## BEGIN DOCUMENT PASSAGE

Soon the wonderful wool qualities of Icelandic sheep begand being brought up by John's aunt during these times, somehow with my name attached. "Jean, this wool is supposed to be great for felting". "Look at these web sites and see what they've done with Icelandic wool". " Have you ever thought about trying spinning, look we washed a few locks, its so beautiful". So, being the crafty type, I soon began searching these things out and got very interested in everything wooly.

Felting appealed to me because of the primitive nature of it, ie: I didn't need to buy any fancy equipment !! Slippers and the like began showing up under my family's Christmas tree. Then a drop spindle joined our family, followed in a few years by a spinning wheel. Finally, yarn production !! Which meant I had to learn how to knit, so hats began appearing here and there.

Finally Grandpa decided to really retire at age 95 and sell his flock. We planned on taking a few of the favorites and finally having our own little flock. Then the people who came to look at them, bought the whole flock !! we were all amazed. And since our families mind was already wrapped around the idea of having sheep, we kept our eyes open. Soon a flock of Shetland sheep were offered to us. So w
e started with 6 ewes in 2002.

## END DOCUMENT PASSAGE

> _PROBLEMS_:
1) Arrange the rows from the one containing "legend-label-maxpool: Max Pooling" through the one containing "block-dec2-c [767, 270, 779, 353]", both included, as a JSON list of strings with one string per row.
2) Continue the account of raising sheep and working with wool, starting after its final sentence.
The text about sheep and wool has no connection to the rows that follow it.

## BEGIN DATA LINES

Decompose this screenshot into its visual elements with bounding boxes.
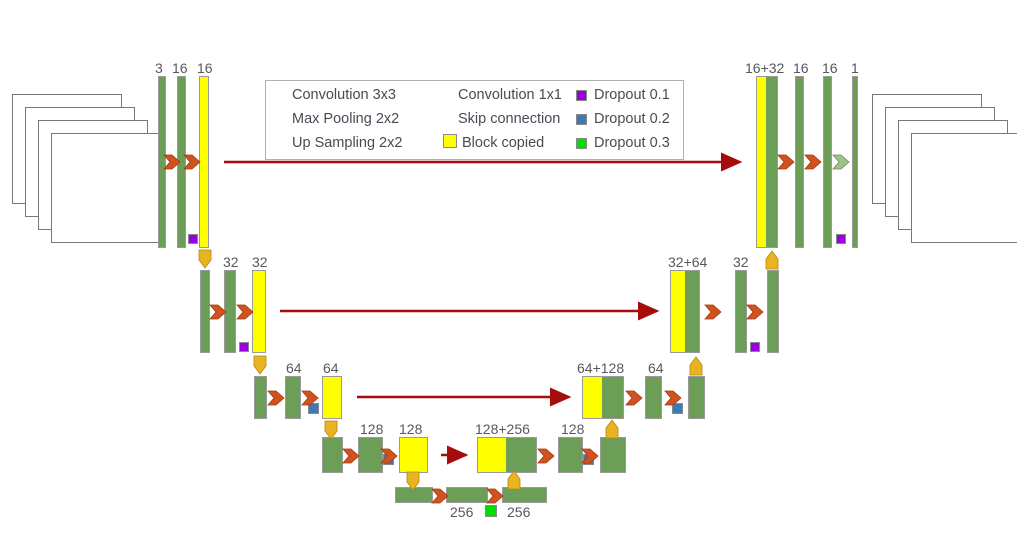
legend-label-maxpool: Max Pooling 2x2 [292, 111, 400, 127]
label-enc2-b: 32 [223, 254, 239, 270]
block-enc1-a [158, 76, 166, 248]
upsample-icon-1 [765, 250, 779, 270]
output-sheet-1 [911, 133, 1017, 243]
conv3x3-icon-dec4-1 [537, 448, 555, 464]
block-dec2-c [767, 270, 779, 353]
dropout-01-dec2 [750, 342, 760, 352]
block-enc4-a [322, 437, 343, 473]
block-dec3-concat [582, 376, 624, 419]
legend-dropout01-icon [576, 90, 587, 101]
dropout-03-bottleneck [485, 505, 497, 517]
dropout-02-dec3 [672, 403, 683, 414]
legend-label-copied: Block copied [462, 135, 545, 151]
block-enc2-c-copied [252, 270, 266, 353]
concat-copied-part [671, 271, 685, 352]
legend-label-dropout03: Dropout 0.3 [594, 135, 670, 151]
upsample-icon-2 [689, 356, 703, 376]
label-dec4-b: 128 [561, 421, 585, 437]
dropout-01-enc2 [239, 342, 249, 352]
concat-feature-part [685, 271, 699, 352]
legend-label-conv3x3: Convolution 3x3 [292, 87, 396, 103]
block-dec4-concat [477, 437, 537, 473]
label-enc4-b: 128 [360, 421, 384, 437]
conv1x1-icon-dec1-out [832, 154, 850, 170]
concat-feature-part [766, 77, 777, 247]
legend-dropout02-icon [576, 114, 587, 125]
dropout-01-dec1 [836, 234, 846, 244]
block-enc3-b [285, 376, 301, 419]
block-enc1-c-copied [199, 76, 209, 248]
conv3x3-icon-bot-2 [486, 488, 504, 504]
label-dec1-c: 16 [822, 60, 838, 76]
unet-diagram-canvas: 3 16 16 32 32 64 64 128 128 256 256 128+… [0, 0, 1017, 559]
concat-copied-part [757, 77, 766, 247]
legend-label-dropout02: Dropout 0.2 [594, 111, 670, 127]
label-enc2-c: 32 [252, 254, 268, 270]
label-dec4-a: 128+256 [475, 421, 530, 437]
maxpool-icon-2 [253, 355, 267, 375]
dropout-02-enc3 [308, 403, 319, 414]
label-dec1-b: 16 [793, 60, 809, 76]
block-dec3-b [645, 376, 662, 419]
block-bottleneck-c [502, 487, 547, 503]
block-enc2-b [224, 270, 236, 353]
block-enc3-c-copied [322, 376, 342, 419]
conv3x3-icon-dec2-1 [704, 304, 722, 320]
legend-copied-icon [443, 134, 457, 148]
block-enc3-a [254, 376, 267, 419]
label-dec1-a: 16+32 [745, 60, 785, 76]
concat-feature-part [506, 438, 536, 472]
conv3x3-icon-dec1-1 [777, 154, 795, 170]
concat-feature-part [602, 377, 623, 418]
legend-label-skip: Skip connection [458, 111, 561, 127]
label-dec3-a: 64+128 [577, 360, 625, 376]
conv3x3-icon-dec3-1 [625, 390, 643, 406]
block-dec2-b [735, 270, 747, 353]
conv3x3-icon-enc3-1 [267, 390, 285, 406]
block-enc4-c-copied [399, 437, 428, 473]
label-enc1-c: 16 [197, 60, 213, 76]
dropout-02-dec4 [583, 454, 594, 465]
block-enc1-b [177, 76, 186, 248]
conv3x3-icon-enc1-2 [183, 154, 201, 170]
label-enc4-c: 128 [399, 421, 423, 437]
block-dec2-concat [670, 270, 700, 353]
label-enc1-b: 16 [172, 60, 188, 76]
block-dec4-c [600, 437, 626, 473]
label-enc3-b: 64 [286, 360, 302, 376]
concat-copied-part [583, 377, 602, 418]
block-dec3-c [688, 376, 705, 419]
block-bottleneck-b [446, 487, 488, 503]
label-dec2-b: 32 [733, 254, 749, 270]
block-dec1-b [795, 76, 804, 248]
dropout-02-enc4 [383, 454, 394, 465]
legend-label-upsample: Up Sampling 2x2 [292, 135, 403, 151]
block-enc2-a [200, 270, 210, 353]
legend-dropout03-icon [576, 138, 587, 149]
block-dec4-b [558, 437, 583, 473]
conv3x3-icon-enc2-2 [236, 304, 254, 320]
conv3x3-icon-dec2-2 [746, 304, 764, 320]
input-sheet-1 [51, 133, 161, 243]
upsample-icon-3 [605, 419, 619, 439]
dropout-01-enc1 [188, 234, 198, 244]
conv3x3-icon-dec1-2 [804, 154, 822, 170]
block-enc4-b [358, 437, 383, 473]
concat-copied-part [478, 438, 506, 472]
maxpool-icon-1 [198, 249, 212, 269]
block-bottleneck-a [395, 487, 433, 503]
legend-label-dropout01: Dropout 0.1 [594, 87, 670, 103]
label-dec2-a: 32+64 [668, 254, 708, 270]
label-dec3-b: 64 [648, 360, 664, 376]
block-dec1-d-output [852, 76, 858, 248]
block-dec1-concat [756, 76, 778, 248]
conv3x3-icon-enc4-1 [342, 448, 360, 464]
legend-label-conv1x1: Convolution 1x1 [458, 87, 562, 103]
label-bottleneck-b: 256 [450, 504, 474, 520]
label-dec1-d: 1 [851, 60, 859, 76]
label-enc3-c: 64 [323, 360, 339, 376]
block-dec1-c [823, 76, 832, 248]
label-bottleneck-c: 256 [507, 504, 531, 520]
label-enc1-a: 3 [155, 60, 163, 76]
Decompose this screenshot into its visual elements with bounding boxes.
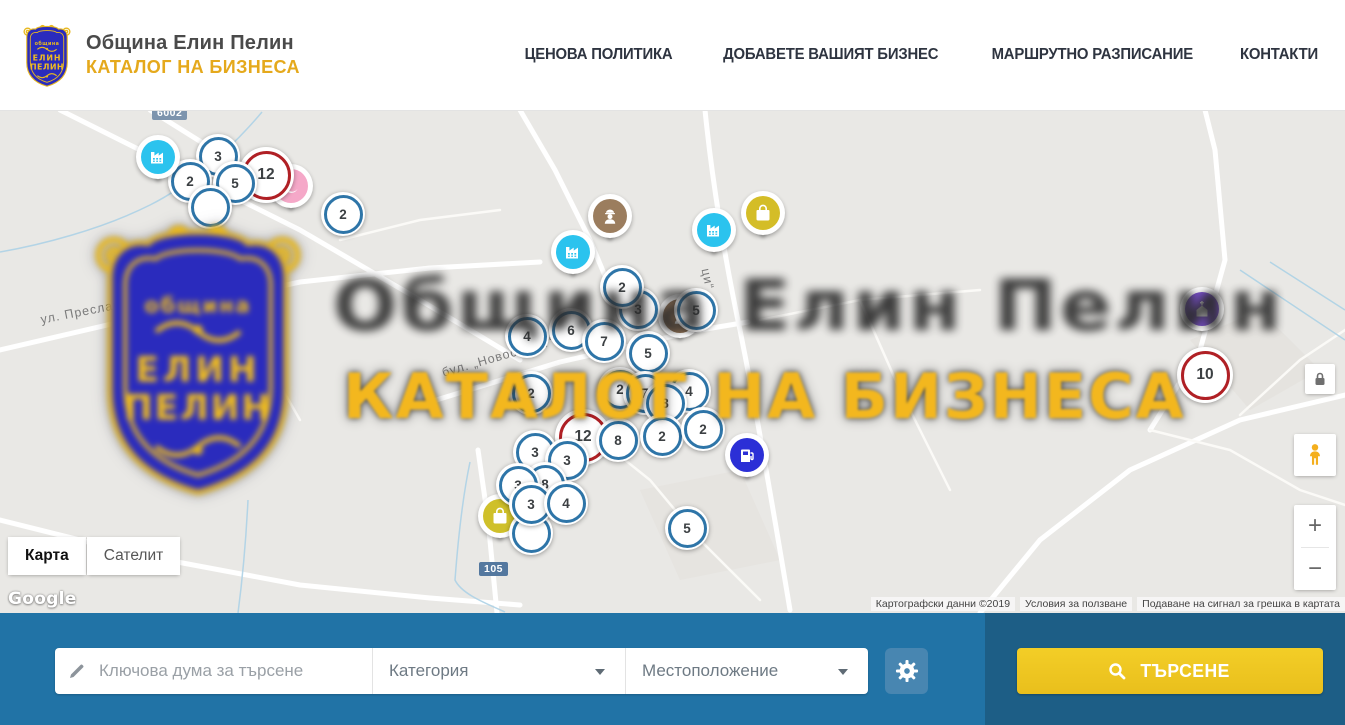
gear-icon bbox=[894, 658, 920, 684]
factory-pin-marker[interactable] bbox=[692, 208, 736, 252]
pegman-icon bbox=[1302, 442, 1328, 468]
cluster-marker[interactable]: 2 bbox=[509, 371, 553, 415]
nav-add-your-business[interactable]: ДОБАВЕТЕ ВАШИЯТ БИЗНЕС bbox=[723, 46, 938, 64]
cluster-marker[interactable]: 4 bbox=[505, 314, 549, 358]
report-error-link[interactable]: Подаване на сигнал за грешка в картата bbox=[1137, 597, 1345, 611]
lock-control-button[interactable] bbox=[1305, 364, 1335, 394]
cluster-marker[interactable]: 10 bbox=[1177, 347, 1233, 403]
factory-pin-marker[interactable] bbox=[136, 135, 180, 179]
satellite-view-button[interactable]: Сателит bbox=[87, 537, 180, 575]
worker-pin-marker[interactable] bbox=[588, 194, 632, 238]
category-dropdown[interactable]: Категория bbox=[372, 648, 625, 694]
google-logo[interactable]: Google bbox=[8, 589, 77, 609]
keyword-segment bbox=[55, 648, 372, 694]
keyword-search-input[interactable] bbox=[97, 660, 372, 682]
category-dropdown-label: Категория bbox=[389, 661, 468, 681]
filter-bar: Категория Местоположение bbox=[55, 648, 868, 694]
advanced-settings-button[interactable] bbox=[885, 648, 928, 694]
site-logo[interactable]: Община Елин Пелин КАТАЛОГ НА БИЗНЕСА bbox=[20, 22, 300, 88]
search-section: Категория Местоположение bbox=[0, 613, 1345, 725]
cluster-marker[interactable] bbox=[188, 185, 232, 229]
cluster-marker[interactable]: 2 bbox=[640, 414, 684, 458]
cluster-marker[interactable]: 5 bbox=[674, 288, 718, 332]
street-view-pegman-button[interactable] bbox=[1294, 434, 1336, 476]
search-icon bbox=[1107, 661, 1127, 681]
page: Община Елин Пелин КАТАЛОГ НА БИЗНЕСА ЦЕН… bbox=[0, 0, 1345, 725]
zoom-in-button[interactable]: + bbox=[1294, 505, 1336, 547]
map-view-button[interactable]: Карта bbox=[8, 537, 86, 575]
map-canvas[interactable]: 6002 105 ул. Преслав бул. „Новоселци“ ци… bbox=[0, 110, 1345, 613]
cluster-marker[interactable]: 4 bbox=[544, 481, 588, 525]
municipality-crest-icon bbox=[20, 22, 74, 88]
terms-link[interactable]: Условия за ползване bbox=[1020, 597, 1132, 611]
search-button[interactable]: ТЪРСЕНЕ bbox=[1017, 648, 1323, 694]
map-markers-layer: 12325234625752274812822338334510 bbox=[0, 110, 1345, 613]
zoom-control: + − bbox=[1294, 505, 1336, 590]
site-subtitle: КАТАЛОГ НА БИЗНЕСА bbox=[86, 57, 300, 78]
nav-contacts[interactable]: КОНТАКТИ bbox=[1240, 46, 1318, 64]
chevron-down-icon bbox=[595, 669, 605, 675]
chevron-down-icon bbox=[838, 669, 848, 675]
search-button-label: ТЪРСЕНЕ bbox=[1141, 660, 1230, 682]
fuel-pin-marker[interactable] bbox=[725, 433, 769, 477]
cluster-marker[interactable]: 7 bbox=[582, 319, 626, 363]
cluster-marker[interactable]: 5 bbox=[665, 506, 709, 550]
cluster-marker[interactable]: 8 bbox=[596, 418, 640, 462]
cluster-marker[interactable]: 5 bbox=[626, 331, 670, 375]
site-title: Община Елин Пелин bbox=[86, 32, 300, 55]
pencil-icon bbox=[67, 661, 87, 681]
header: Община Елин Пелин КАТАЛОГ НА БИЗНЕСА ЦЕН… bbox=[0, 0, 1345, 111]
cluster-marker[interactable]: 2 bbox=[600, 265, 644, 309]
bag-pin-marker[interactable] bbox=[741, 191, 785, 235]
cluster-marker[interactable]: 2 bbox=[681, 407, 725, 451]
site-logo-text: Община Елин Пелин КАТАЛОГ НА БИЗНЕСА bbox=[86, 32, 300, 78]
cluster-marker[interactable]: 2 bbox=[321, 192, 365, 236]
main-nav: ЦЕНОВА ПОЛИТИКА ДОБАВЕТЕ ВАШИЯТ БИЗНЕС М… bbox=[519, 46, 1321, 64]
map-type-control: Карта Сателит bbox=[8, 537, 180, 575]
church-pin-marker[interactable] bbox=[1180, 287, 1224, 331]
nav-pricing-policy[interactable]: ЦЕНОВА ПОЛИТИКА bbox=[525, 46, 673, 64]
map-attribution: Картографски данни ©2019 Условия за полз… bbox=[871, 597, 1345, 611]
zoom-out-button[interactable]: − bbox=[1294, 548, 1336, 590]
location-dropdown[interactable]: Местоположение bbox=[625, 648, 868, 694]
lock-icon bbox=[1310, 369, 1330, 389]
map-data-notice: Картографски данни ©2019 bbox=[871, 597, 1015, 611]
location-dropdown-label: Местоположение bbox=[642, 661, 778, 681]
nav-route-schedule[interactable]: МАРШРУТНО РАЗПИСАНИЕ bbox=[991, 46, 1192, 64]
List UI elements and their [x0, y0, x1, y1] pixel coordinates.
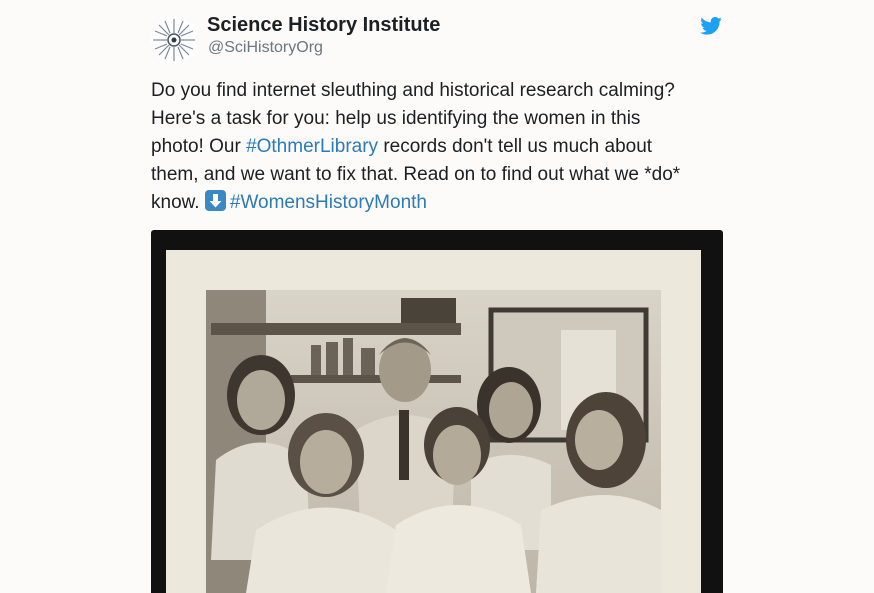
- account-name[interactable]: Science History Institute: [207, 14, 440, 37]
- down-arrow-emoji-icon: [204, 190, 226, 211]
- tweet-line: know. #WomensHistoryMonth: [151, 189, 731, 217]
- tweet-line: photo! Our #OthmerLibrary records don't …: [151, 133, 731, 161]
- tweet-text: Do you find internet sleuthing and histo…: [151, 77, 731, 217]
- account-handle[interactable]: @SciHistoryOrg: [208, 39, 323, 57]
- starburst-logo-icon: [153, 19, 195, 61]
- tweet-line: Here's a task for you: help us identifyi…: [151, 108, 641, 129]
- account-avatar[interactable]: [151, 17, 197, 63]
- hashtag-womenshistorymonth-link[interactable]: #WomensHistoryMonth: [230, 192, 427, 213]
- tweet-line: Do you find internet sleuthing and histo…: [151, 80, 675, 101]
- tweet-text-segment: records don't tell us much about: [378, 136, 653, 157]
- tweet-line: them, and we want to fix that. Read on t…: [151, 164, 681, 185]
- tweet-text-segment: know.: [151, 192, 205, 213]
- tweet-photo[interactable]: [151, 230, 723, 593]
- twitter-bird-icon[interactable]: [700, 17, 722, 35]
- historical-group-photo-image: [166, 250, 701, 593]
- tweet-text-segment: photo! Our: [151, 136, 247, 157]
- hashtag-othmerlibrary-link[interactable]: #OthmerLibrary: [246, 136, 378, 157]
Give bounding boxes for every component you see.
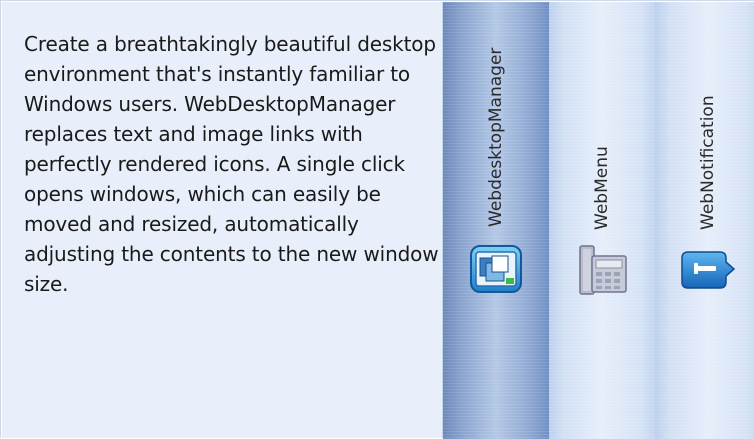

## END DATA LINES

> _OUTPUTS FOR THE TASKS_:
1)
[
  "legend-label-maxpool: Max Pooling 2x2 [292, 111, 400, 127]",
  "label-enc2-b: 32 [223, 254, 239, 270]",
  "block-enc1-a [158, 76, 166, 248]",
  "upsample-icon-1 [765, 250, 779, 270]",
  "output-sheet-1 [911, 133, 1017, 243]",
  "conv3x3-icon-dec4-1 [537, 448, 555, 464]",
  "block-dec2-c [767, 270, 779, 353]"
]

2)
Now we have 13 ewes, including a few Icelandics descended from Grandpa's flock. In 2008 I learned about crossing Shetlands with Blue Faced Leicester rams to produce lambs that would be market ready in the Fall. so we started doing that with the introduction of Ramses, our BFL ram. Its worked great for us and we now have several repeat freezer lamb customers, plus less mouths to feed all winter.

Overall, our purpose is to produce excellent dual purpose sheep. We select for good size and growth in the ewes, easy lambing, as well as good fleeces.This year we bought a pure Icelandic ram to breed the ewe lambs to, as well as a few older ewes for replacements. The Icelandic/Shetland cross has produced some really great producing ewes with soft, nice fleeces.

 I am looking forward to doing "something" with the BFL/ Shetland lamb fleeces that were sheared off the market lambs. It is shinier than Shetland, plus has some neat looking texture with the BFL crimps. Plus we got Ramses pure BFL fleece processed into roving and that will be tons of fun for felting, and probably spinning/knitting too.